Directions for this task
Only the lines from the one containing "Read out every word on this page." to the end of the material are to be copied, exactly and in full; images stay out.

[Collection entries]
• • • • • • •

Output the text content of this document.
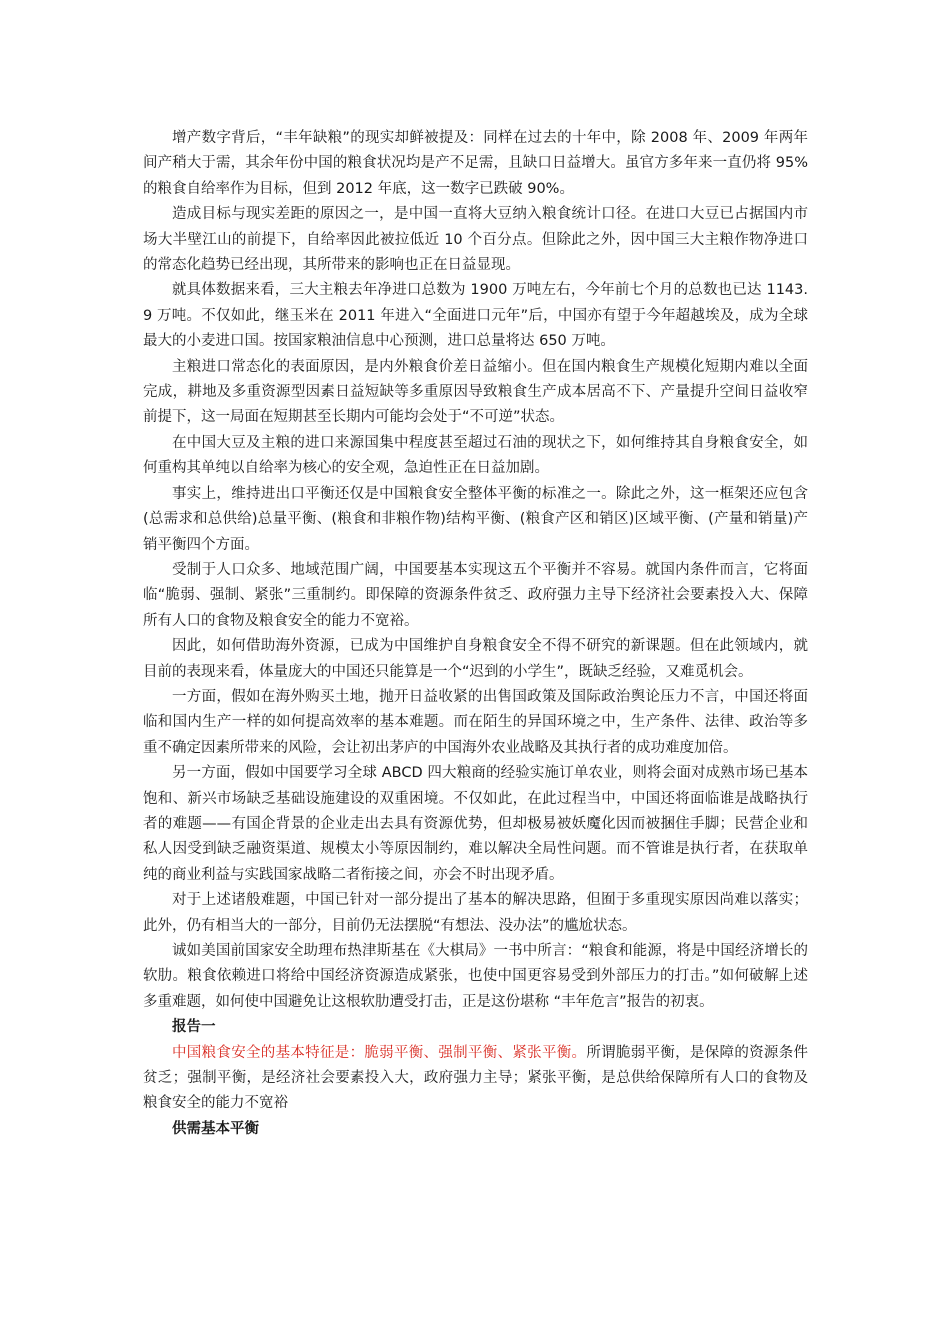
增产数字背后，“丰年缺粮”的现实却鲜被提及：同样在过去的十年中，除 2008 年、2009 年两年间产稍大于需，其余年份中国的粮食状况均是产不足需，且缺口日益增大。虽官方多年来一直仍将 95%的粮食自给率作为目标，但到 2012 年底，这一数字已跌破 90%。

造成目标与现实差距的原因之一，是中国一直将大豆纳入粮食统计口径。在进口大豆已占据国内市场大半壁江山的前提下，自给率因此被拉低近 10 个百分点。但除此之外，因中国三大主粮作物净进口的常态化趋势已经出现，其所带来的影响也正在日益显现。

就具体数据来看，三大主粮去年净进口总数为 1900 万吨左右，今年前七个月的总数也已达 1143.9 万吨。不仅如此，继玉米在 2011 年进入“全面进口元年”后，中国亦有望于今年超越埃及，成为全球最大的小麦进口国。按国家粮油信息中心预测，进口总量将达 650 万吨。

主粮进口常态化的表面原因，是内外粮食价差日益缩小。但在国内粮食生产规模化短期内难以全面完成，耕地及多重资源型因素日益短缺等多重原因导致粮食生产成本居高不下、产量提升空间日益收窄前提下，这一局面在短期甚至长期内可能均会处于“不可逆”状态。

在中国大豆及主粮的进口来源国集中程度甚至超过石油的现状之下，如何维持其自身粮食安全，如何重构其单纯以自给率为核心的安全观，急迫性正在日益加剧。

事实上，维持进出口平衡还仅是中国粮食安全整体平衡的标准之一。除此之外，这一框架还应包含(总需求和总供给)总量平衡、(粮食和非粮作物)结构平衡、(粮食产区和销区)区域平衡、(产量和销量)产销平衡四个方面。

受制于人口众多、地域范围广阔，中国要基本实现这五个平衡并不容易。就国内条件而言，它将面临“脆弱、强制、紧张”三重制约。即保障的资源条件贫乏、政府强力主导下经济社会要素投入大、保障所有人口的食物及粮食安全的能力不宽裕。

因此，如何借助海外资源，已成为中国维护自身粮食安全不得不研究的新课题。但在此领域内，就目前的表现来看，体量庞大的中国还只能算是一个“迟到的小学生”，既缺乏经验，又难觅机会。

一方面，假如在海外购买土地，抛开日益收紧的出售国政策及国际政治舆论压力不言，中国还将面临和国内生产一样的如何提高效率的基本难题。而在陌生的异国环境之中，生产条件、法律、政治等多重不确定因素所带来的风险，会让初出茅庐的中国海外农业战略及其执行者的成功难度加倍。

另一方面，假如中国要学习全球 ABCD 四大粮商的经验实施订单农业，则将会面对成熟市场已基本饱和、新兴市场缺乏基础设施建设的双重困境。不仅如此，在此过程当中，中国还将面临谁是战略执行者的难题——有国企背景的企业走出去具有资源优势，但却极易被妖魔化因而被捆住手脚；民营企业和私人因受到缺乏融资渠道、规模太小等原因制约，难以解决全局性问题。而不管谁是执行者，在获取单纯的商业利益与实践国家战略二者衔接之间，亦会不时出现矛盾。

对于上述诸般难题，中国已针对一部分提出了基本的解决思路，但囿于多重现实原因尚难以落实；此外，仍有相当大的一部分，目前仍无法摆脱“有想法、没办法”的尴尬状态。

诚如美国前国家安全助理布热津斯基在《大棋局》一书中所言：“粮食和能源，将是中国经济增长的软肋。粮食依赖进口将给中国经济资源造成紧张，也使中国更容易受到外部压力的打击。”如何破解上述多重难题，如何使中国避免让这根软肋遭受打击，正是这份堪称 “丰年危言”报告的初衷。

报告一

中国粮食安全的基本特征是：脆弱平衡、强制平衡、紧张平衡。所谓脆弱平衡，是保障的资源条件贫乏；强制平衡，是经济社会要素投入大，政府强力主导；紧张平衡，是总供给保障所有人口的食物及粮食安全的能力不宽裕

供需基本平衡
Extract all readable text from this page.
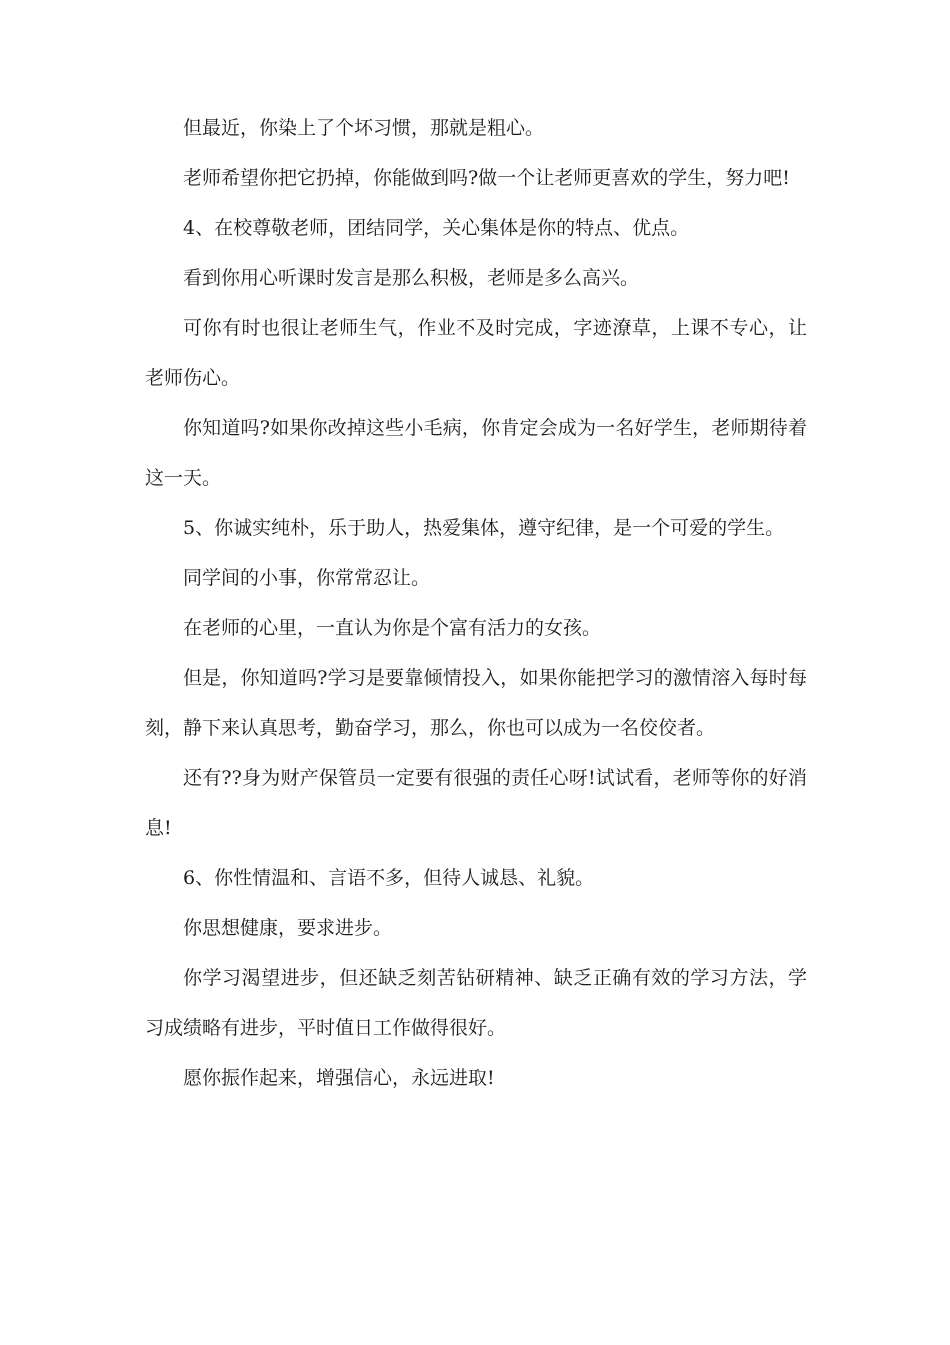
但最近，你染上了个坏习惯，那就是粗心。

老师希望你把它扔掉，你能做到吗?做一个让老师更喜欢的学生，努力吧!

4、在校尊敬老师，团结同学，关心集体是你的特点、优点。

看到你用心听课时发言是那么积极，老师是多么高兴。

可你有时也很让老师生气，作业不及时完成，字迹潦草，上课不专心，让老师伤心。

你知道吗?如果你改掉这些小毛病，你肯定会成为一名好学生，老师期待着这一天。

5、你诚实纯朴，乐于助人，热爱集体，遵守纪律，是一个可爱的学生。

同学间的小事，你常常忍让。

在老师的心里，一直认为你是个富有活力的女孩。

但是，你知道吗?学习是要靠倾情投入，如果你能把学习的激情溶入每时每刻，静下来认真思考，勤奋学习，那么，你也可以成为一名佼佼者。

还有??身为财产保管员一定要有很强的责任心呀!试试看，老师等你的好消息!

6、你性情温和、言语不多，但待人诚恳、礼貌。

你思想健康，要求进步。

你学习渴望进步，但还缺乏刻苦钻研精神、缺乏正确有效的学习方法，学习成绩略有进步，平时值日工作做得很好。

愿你振作起来，增强信心，永远进取!
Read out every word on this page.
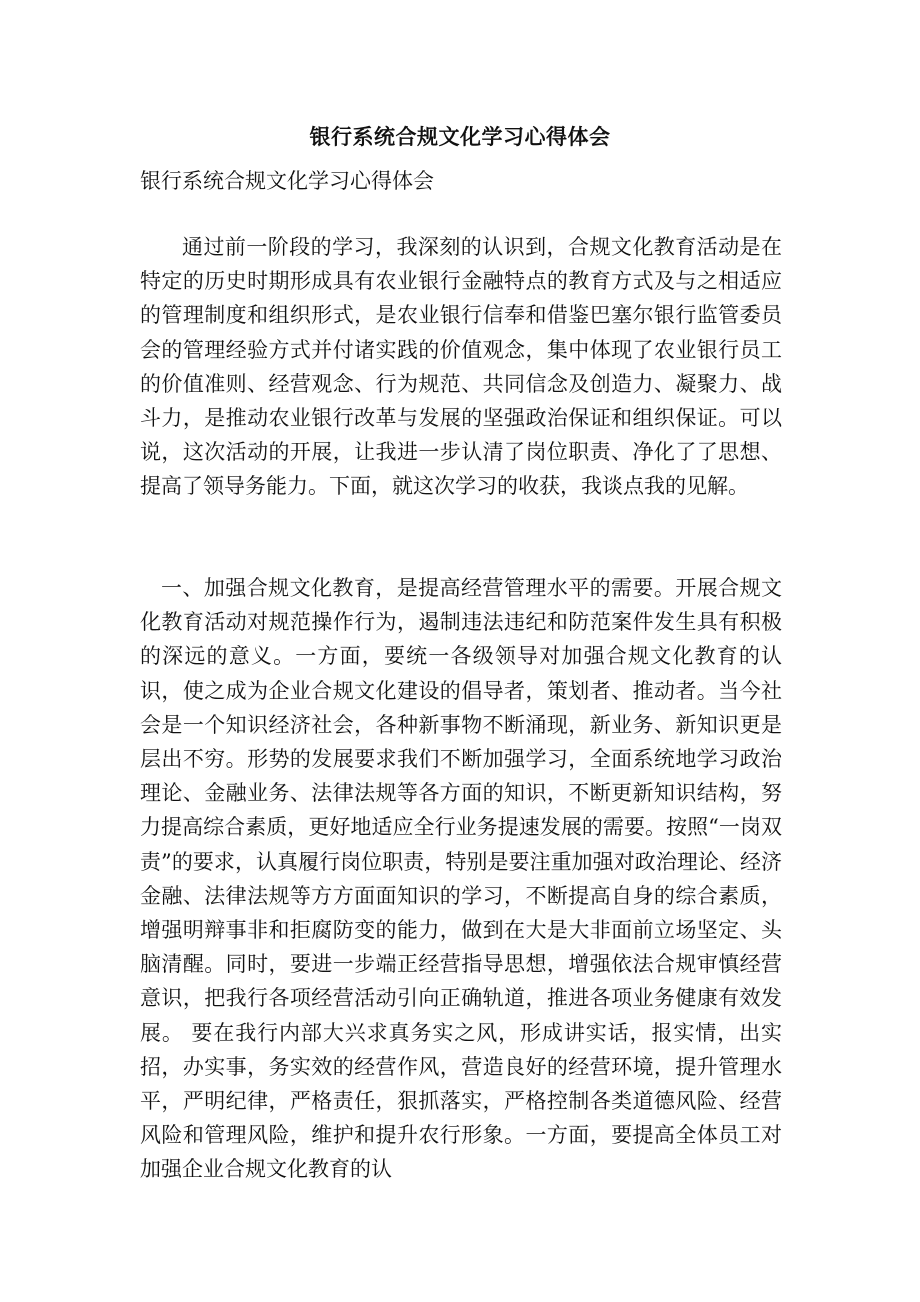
银行系统合规文化学习心得体会
银行系统合规文化学习心得体会

通过前一阶段的学习，我深刻的认识到，合规文化教育活动是在特定的历史时期形成具有农业银行金融特点的教育方式及与之相适应的管理制度和组织形式，是农业银行信奉和借鉴巴塞尔银行监管委员会的管理经验方式并付诸实践的价值观念，集中体现了农业银行员工的价值准则、经营观念、行为规范、共同信念及创造力、凝聚力、战斗力，是推动农业银行改革与发展的坚强政治保证和组织保证。可以说，这次活动的开展，让我进一步认清了岗位职责、净化了了思想、提高了领导务能力。下面，就这次学习的收获，我谈点我的见解。

一、加强合规文化教育，是提高经营管理水平的需要。开展合规文化教育活动对规范操作行为，遏制违法违纪和防范案件发生具有积极的深远的意义。一方面，要统一各级领导对加强合规文化教育的认识，使之成为企业合规文化建设的倡导者，策划者、推动者。当今社会是一个知识经济社会，各种新事物不断涌现，新业务、新知识更是层出不穷。形势的发展要求我们不断加强学习，全面系统地学习政治理论、金融业务、法律法规等各方面的知识，不断更新知识结构，努力提高综合素质，更好地适应全行业务提速发展的需要。按照“一岗双责”的要求，认真履行岗位职责，特别是要注重加强对政治理论、经济金融、法律法规等方方面面知识的学习，不断提高自身的综合素质，增强明辩事非和拒腐防变的能力，做到在大是大非面前立场坚定、头脑清醒。同时，要进一步端正经营指导思想，增强依法合规审慎经营意识，把我行各项经营活动引向正确轨道，推进各项业务健康有效发展。 要在我行内部大兴求真务实之风，形成讲实话，报实情，出实招，办实事，务实效的经营作风，营造良好的经营环境，提升管理水平，严明纪律，严格责任，狠抓落实，严格控制各类道德风险、经营风险和管理风险，维护和提升农行形象。一方面，要提高全体员工对加强企业合规文化教育的认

• • • • • • •

Finished task
Read out every word on this page.
银行系统合规文化学习心得体会
银行系统合规文化学习心得体会

通过前一阶段的学习，我深刻的认识到，合规文化教育活动是在特定的历史时期形成具有农业银行金融特点的教育方式及与之相适应的管理制度和组织形式，是农业银行信奉和借鉴巴塞尔银行监管委员会的管理经验方式并付诸实践的价值观念，集中体现了农业银行员工的价值准则、经营观念、行为规范、共同信念及创造力、凝聚力、战斗力，是推动农业银行改革与发展的坚强政治保证和组织保证。可以说，这次活动的开展，让我进一步认清了岗位职责、净化了了思想、提高了领导务能力。下面，就这次学习的收获，我谈点我的见解。

一、加强合规文化教育，是提高经营管理水平的需要。开展合规文化教育活动对规范操作行为，遏制违法违纪和防范案件发生具有积极的深远的意义。一方面，要统一各级领导对加强合规文化教育的认识，使之成为企业合规文化建设的倡导者，策划者、推动者。当今社会是一个知识经济社会，各种新事物不断涌现，新业务、新知识更是层出不穷。形势的发展要求我们不断加强学习，全面系统地学习政治理论、金融业务、法律法规等各方面的知识，不断更新知识结构，努力提高综合素质，更好地适应全行业务提速发展的需要。按照“一岗双责”的要求，认真履行岗位职责，特别是要注重加强对政治理论、经济金融、法律法规等方方面面知识的学习，不断提高自身的综合素质，增强明辩事非和拒腐防变的能力，做到在大是大非面前立场坚定、头脑清醒。同时，要进一步端正经营指导思想，增强依法合规审慎经营意识，把我行各项经营活动引向正确轨道，推进各项业务健康有效发展。 要在我行内部大兴求真务实之风，形成讲实话，报实情，出实招，办实事，务实效的经营作风，营造良好的经营环境，提升管理水平，严明纪律，严格责任，狠抓落实，严格控制各类道德风险、经营风险和管理风险，维护和提升农行形象。一方面，要提高全体员工对加强企业合规文化教育的认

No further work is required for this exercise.